#### [The task]
Pull out every line below holding the word "this".

━━━ Task material ━━━

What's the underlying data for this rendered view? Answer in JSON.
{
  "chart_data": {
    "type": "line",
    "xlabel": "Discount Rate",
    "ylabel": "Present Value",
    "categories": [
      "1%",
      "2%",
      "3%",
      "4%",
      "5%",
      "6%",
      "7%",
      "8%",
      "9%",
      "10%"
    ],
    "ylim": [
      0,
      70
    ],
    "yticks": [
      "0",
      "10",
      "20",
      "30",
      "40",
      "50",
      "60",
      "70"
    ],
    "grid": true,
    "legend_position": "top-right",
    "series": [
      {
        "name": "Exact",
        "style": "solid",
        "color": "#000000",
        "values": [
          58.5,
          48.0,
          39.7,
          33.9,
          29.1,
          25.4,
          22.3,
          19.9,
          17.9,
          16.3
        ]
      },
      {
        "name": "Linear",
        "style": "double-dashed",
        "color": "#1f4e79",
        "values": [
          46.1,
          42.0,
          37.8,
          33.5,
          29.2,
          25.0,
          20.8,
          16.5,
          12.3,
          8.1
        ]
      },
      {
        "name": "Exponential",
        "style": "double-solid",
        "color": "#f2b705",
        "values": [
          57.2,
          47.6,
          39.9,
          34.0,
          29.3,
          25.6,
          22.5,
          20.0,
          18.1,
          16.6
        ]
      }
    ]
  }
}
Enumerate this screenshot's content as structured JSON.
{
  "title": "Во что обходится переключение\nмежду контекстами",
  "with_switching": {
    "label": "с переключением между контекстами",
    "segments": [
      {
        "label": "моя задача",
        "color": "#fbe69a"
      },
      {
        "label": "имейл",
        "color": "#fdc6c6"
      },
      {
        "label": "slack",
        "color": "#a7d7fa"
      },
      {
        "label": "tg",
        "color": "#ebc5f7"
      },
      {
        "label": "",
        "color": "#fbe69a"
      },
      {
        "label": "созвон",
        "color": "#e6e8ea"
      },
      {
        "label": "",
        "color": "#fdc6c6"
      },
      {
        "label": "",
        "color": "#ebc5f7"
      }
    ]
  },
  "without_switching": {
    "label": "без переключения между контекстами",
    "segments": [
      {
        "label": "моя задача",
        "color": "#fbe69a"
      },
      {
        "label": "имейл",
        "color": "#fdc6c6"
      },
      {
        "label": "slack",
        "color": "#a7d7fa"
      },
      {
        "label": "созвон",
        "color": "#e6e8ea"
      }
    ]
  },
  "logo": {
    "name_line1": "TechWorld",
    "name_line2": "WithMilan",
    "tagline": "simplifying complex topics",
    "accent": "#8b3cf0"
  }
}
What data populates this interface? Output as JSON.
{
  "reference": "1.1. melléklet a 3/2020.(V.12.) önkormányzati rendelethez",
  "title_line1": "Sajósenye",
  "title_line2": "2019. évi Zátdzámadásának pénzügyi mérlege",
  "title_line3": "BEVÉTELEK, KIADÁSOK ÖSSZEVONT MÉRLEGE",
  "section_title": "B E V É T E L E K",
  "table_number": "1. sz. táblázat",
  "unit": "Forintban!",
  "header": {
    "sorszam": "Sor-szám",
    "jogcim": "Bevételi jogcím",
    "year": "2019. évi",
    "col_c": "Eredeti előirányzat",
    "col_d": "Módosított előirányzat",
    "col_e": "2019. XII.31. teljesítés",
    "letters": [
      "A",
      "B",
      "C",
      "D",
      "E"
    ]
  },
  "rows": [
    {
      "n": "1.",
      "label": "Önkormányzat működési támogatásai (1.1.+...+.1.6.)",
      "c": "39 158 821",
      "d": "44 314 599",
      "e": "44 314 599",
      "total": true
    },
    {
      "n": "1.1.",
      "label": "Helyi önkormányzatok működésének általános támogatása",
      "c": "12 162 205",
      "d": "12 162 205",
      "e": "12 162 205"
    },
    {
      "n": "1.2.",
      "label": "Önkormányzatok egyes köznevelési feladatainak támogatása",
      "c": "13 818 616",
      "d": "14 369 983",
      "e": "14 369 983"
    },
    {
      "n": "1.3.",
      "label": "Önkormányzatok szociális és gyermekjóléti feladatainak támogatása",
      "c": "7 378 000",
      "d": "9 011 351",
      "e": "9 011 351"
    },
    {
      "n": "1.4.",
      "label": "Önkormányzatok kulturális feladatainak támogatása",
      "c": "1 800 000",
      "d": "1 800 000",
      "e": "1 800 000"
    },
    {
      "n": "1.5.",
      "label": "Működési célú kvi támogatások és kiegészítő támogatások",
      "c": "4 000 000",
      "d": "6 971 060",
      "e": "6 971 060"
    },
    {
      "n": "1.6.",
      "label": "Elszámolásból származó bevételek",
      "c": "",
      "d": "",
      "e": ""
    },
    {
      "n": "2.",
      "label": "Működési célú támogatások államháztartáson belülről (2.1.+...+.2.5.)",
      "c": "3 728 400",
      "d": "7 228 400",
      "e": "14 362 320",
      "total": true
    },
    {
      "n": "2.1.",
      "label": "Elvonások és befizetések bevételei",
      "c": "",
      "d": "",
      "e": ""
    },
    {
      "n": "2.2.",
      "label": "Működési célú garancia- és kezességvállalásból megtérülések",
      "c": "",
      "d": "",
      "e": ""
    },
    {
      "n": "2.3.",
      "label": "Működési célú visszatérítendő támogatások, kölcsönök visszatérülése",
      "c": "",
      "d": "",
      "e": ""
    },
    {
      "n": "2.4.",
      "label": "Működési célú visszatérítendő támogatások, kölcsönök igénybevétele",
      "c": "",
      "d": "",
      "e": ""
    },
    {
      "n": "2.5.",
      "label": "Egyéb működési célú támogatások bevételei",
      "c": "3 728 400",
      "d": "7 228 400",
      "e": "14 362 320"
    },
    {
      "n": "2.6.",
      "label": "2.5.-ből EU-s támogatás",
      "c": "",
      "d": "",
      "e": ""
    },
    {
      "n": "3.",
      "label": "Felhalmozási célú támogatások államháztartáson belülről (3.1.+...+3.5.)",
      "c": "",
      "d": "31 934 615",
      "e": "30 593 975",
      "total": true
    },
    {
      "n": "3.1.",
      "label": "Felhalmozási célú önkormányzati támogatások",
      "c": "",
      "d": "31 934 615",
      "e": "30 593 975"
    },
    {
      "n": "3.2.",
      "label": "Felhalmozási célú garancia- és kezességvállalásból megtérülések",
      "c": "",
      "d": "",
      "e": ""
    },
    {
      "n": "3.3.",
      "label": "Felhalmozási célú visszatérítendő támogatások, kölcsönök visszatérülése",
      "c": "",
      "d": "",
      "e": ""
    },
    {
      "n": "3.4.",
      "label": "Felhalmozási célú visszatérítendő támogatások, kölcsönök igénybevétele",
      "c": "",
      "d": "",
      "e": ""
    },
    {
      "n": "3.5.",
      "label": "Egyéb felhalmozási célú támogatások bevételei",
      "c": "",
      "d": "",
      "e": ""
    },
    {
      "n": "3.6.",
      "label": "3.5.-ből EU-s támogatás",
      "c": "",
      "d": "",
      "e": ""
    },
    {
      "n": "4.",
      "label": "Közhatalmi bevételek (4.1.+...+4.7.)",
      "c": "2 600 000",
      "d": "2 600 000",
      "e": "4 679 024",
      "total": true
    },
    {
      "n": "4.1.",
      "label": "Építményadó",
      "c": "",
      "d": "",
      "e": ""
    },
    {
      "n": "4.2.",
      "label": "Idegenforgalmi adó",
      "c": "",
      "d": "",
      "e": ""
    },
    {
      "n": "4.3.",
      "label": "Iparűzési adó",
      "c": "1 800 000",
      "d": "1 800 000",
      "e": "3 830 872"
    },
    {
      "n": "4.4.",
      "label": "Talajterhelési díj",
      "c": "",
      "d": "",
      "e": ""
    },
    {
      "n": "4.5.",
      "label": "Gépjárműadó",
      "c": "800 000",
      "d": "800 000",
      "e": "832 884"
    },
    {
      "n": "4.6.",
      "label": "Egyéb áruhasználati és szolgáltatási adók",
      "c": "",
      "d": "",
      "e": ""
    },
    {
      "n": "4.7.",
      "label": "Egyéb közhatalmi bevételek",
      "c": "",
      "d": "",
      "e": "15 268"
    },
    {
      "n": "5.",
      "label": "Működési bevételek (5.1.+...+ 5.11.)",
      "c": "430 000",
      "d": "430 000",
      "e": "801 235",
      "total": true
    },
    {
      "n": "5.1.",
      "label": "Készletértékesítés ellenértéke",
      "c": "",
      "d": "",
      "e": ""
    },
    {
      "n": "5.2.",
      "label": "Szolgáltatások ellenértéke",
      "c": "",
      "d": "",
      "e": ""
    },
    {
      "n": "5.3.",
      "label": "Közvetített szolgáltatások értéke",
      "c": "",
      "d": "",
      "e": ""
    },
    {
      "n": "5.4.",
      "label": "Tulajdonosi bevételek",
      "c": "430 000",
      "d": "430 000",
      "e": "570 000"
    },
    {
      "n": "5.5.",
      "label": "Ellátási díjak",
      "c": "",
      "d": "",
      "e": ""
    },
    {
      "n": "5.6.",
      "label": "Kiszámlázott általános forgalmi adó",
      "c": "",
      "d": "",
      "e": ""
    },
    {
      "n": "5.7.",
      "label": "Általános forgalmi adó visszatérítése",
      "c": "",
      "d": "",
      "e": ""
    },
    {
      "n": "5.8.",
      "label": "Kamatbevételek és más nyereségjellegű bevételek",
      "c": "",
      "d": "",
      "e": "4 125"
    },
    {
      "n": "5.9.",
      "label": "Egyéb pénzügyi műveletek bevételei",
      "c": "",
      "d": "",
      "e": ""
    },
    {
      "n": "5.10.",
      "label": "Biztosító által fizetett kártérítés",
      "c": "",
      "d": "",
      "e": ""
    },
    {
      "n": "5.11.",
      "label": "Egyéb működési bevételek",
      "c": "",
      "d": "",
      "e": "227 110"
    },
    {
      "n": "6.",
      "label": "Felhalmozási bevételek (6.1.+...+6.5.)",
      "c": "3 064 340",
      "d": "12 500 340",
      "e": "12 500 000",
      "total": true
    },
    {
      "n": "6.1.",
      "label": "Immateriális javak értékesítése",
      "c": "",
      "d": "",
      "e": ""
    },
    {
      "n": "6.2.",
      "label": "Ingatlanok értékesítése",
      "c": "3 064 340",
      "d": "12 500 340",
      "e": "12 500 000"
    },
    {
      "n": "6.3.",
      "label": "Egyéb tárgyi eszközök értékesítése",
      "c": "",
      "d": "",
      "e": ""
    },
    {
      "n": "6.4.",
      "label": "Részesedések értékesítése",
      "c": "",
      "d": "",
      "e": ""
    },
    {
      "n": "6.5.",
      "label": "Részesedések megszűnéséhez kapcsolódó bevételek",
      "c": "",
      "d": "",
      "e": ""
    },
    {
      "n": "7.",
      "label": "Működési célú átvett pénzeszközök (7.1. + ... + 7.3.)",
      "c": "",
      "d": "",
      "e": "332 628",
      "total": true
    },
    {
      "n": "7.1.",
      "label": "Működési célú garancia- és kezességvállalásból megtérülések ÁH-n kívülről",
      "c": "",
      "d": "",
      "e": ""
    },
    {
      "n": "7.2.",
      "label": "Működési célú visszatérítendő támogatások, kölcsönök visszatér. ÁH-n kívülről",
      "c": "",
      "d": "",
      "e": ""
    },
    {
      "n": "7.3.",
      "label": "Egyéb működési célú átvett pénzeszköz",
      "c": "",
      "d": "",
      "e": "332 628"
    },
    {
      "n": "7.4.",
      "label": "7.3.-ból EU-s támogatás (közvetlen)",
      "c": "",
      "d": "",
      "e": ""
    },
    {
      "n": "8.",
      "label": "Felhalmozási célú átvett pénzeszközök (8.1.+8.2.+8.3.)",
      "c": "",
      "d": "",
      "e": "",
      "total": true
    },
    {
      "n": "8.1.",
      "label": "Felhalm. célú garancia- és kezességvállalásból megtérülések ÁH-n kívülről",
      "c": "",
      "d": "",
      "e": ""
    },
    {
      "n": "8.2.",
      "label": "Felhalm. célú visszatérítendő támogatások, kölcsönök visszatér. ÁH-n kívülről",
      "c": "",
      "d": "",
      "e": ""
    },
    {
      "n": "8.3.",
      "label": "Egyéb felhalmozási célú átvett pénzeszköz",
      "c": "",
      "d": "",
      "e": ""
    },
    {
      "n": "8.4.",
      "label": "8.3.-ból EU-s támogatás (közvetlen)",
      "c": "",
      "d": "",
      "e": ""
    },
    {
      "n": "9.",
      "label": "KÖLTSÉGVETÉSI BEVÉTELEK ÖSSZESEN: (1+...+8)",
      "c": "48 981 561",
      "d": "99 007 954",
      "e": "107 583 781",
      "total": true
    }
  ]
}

━━━

#### [Output]
What's the underlying data for this rendered view? Answer in JSON.
Enumerate this screenshot's content as structured JSON.
What data populates this interface? Output as JSON.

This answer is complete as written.